(Stored items)
☆ ☆ ☆ ☆ ☆ ☆ ☆

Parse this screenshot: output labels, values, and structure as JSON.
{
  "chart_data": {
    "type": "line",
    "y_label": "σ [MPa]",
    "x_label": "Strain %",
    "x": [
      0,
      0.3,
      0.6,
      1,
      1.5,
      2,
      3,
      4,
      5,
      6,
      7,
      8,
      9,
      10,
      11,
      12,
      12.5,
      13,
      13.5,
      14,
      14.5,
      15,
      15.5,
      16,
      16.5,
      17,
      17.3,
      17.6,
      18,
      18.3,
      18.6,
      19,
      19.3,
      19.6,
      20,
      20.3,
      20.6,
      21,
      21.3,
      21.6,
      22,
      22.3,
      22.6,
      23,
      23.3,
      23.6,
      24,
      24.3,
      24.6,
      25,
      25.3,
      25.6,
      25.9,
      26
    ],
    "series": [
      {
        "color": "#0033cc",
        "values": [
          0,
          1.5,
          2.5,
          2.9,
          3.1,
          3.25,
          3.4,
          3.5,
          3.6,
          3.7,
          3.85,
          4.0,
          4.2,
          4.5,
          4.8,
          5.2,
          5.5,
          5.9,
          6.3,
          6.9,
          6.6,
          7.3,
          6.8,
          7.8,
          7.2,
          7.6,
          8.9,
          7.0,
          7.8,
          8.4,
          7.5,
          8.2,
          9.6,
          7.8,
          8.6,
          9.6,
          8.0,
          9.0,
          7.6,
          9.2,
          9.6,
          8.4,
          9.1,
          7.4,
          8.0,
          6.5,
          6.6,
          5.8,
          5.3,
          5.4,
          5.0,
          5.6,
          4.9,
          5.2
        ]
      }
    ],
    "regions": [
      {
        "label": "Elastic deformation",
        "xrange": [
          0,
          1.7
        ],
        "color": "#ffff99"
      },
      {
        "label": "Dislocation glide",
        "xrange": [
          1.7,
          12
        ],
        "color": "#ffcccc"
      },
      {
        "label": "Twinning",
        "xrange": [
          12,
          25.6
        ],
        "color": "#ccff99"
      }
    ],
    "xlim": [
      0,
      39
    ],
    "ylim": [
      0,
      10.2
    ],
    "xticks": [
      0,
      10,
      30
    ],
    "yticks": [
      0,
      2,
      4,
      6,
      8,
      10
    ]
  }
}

☆ ☆ ☆ ☆ ☆ ☆ ☆

▶ [Stated goal]: Would you reproduce all the entries exactly?

▶ [Solution for this problem]:
Parse this screenshot: output labels, values, and structure as JSON.
{
  "chart_data": {
    "type": "line",
    "y_label": "σ [MPa]",
    "x_label": "Strain %",
    "x": [
      0,
      0.3,
      0.6,
      1,
      1.5,
      2,
      3,
      4,
      5,
      6,
      7,
      8,
      9,
      10,
      11,
      12,
      12.5,
      13,
      13.5,
      14,
      14.5,
      15,
      15.5,
      16,
      16.5,
      17,
      17.3,
      17.6,
      18,
      18.3,
      18.6,
      19,
      19.3,
      19.6,
      20,
      20.3,
      20.6,
      21,
      21.3,
      21.6,
      22,
      22.3,
      22.6,
      23,
      23.3,
      23.6,
      24,
      24.3,
      24.6,
      25,
      25.3,
      25.6,
      25.9,
      26
    ],
    "series": [
      {
        "color": "#0033cc",
        "values": [
          0,
          1.5,
          2.5,
          2.9,
          3.1,
          3.25,
          3.4,
          3.5,
          3.6,
          3.7,
          3.85,
          4.0,
          4.2,
          4.5,
          4.8,
          5.2,
          5.5,
          5.9,
          6.3,
          6.9,
          6.6,
          7.3,
          6.8,
          7.8,
          7.2,
          7.6,
          8.9,
          7.0,
          7.8,
          8.4,
          7.5,
          8.2,
          9.6,
          7.8,
          8.6,
          9.6,
          8.0,
          9.0,
          7.6,
          9.2,
          9.6,
          8.4,
          9.1,
          7.4,
          8.0,
          6.5,
          6.6,
          5.8,
          5.3,
          5.4,
          5.0,
          5.6,
          4.9,
          5.2
        ]
      }
    ],
    "regions": [
      {
        "label": "Elastic deformation",
        "xrange": [
          0,
          1.7
        ],
        "color": "#ffff99"
      },
      {
        "label": "Dislocation glide",
        "xrange": [
          1.7,
          12
        ],
        "color": "#ffcccc"
      },
      {
        "label": "Twinning",
        "xrange": [
          12,
          25.6
        ],
        "color": "#ccff99"
      }
    ],
    "xlim": [
      0,
      39
    ],
    "ylim": [
      0,
      10.2
    ],
    "xticks": [
      0,
      10,
      30
    ],
    "yticks": [
      0,
      2,
      4,
      6,
      8,
      10
    ]
  }
}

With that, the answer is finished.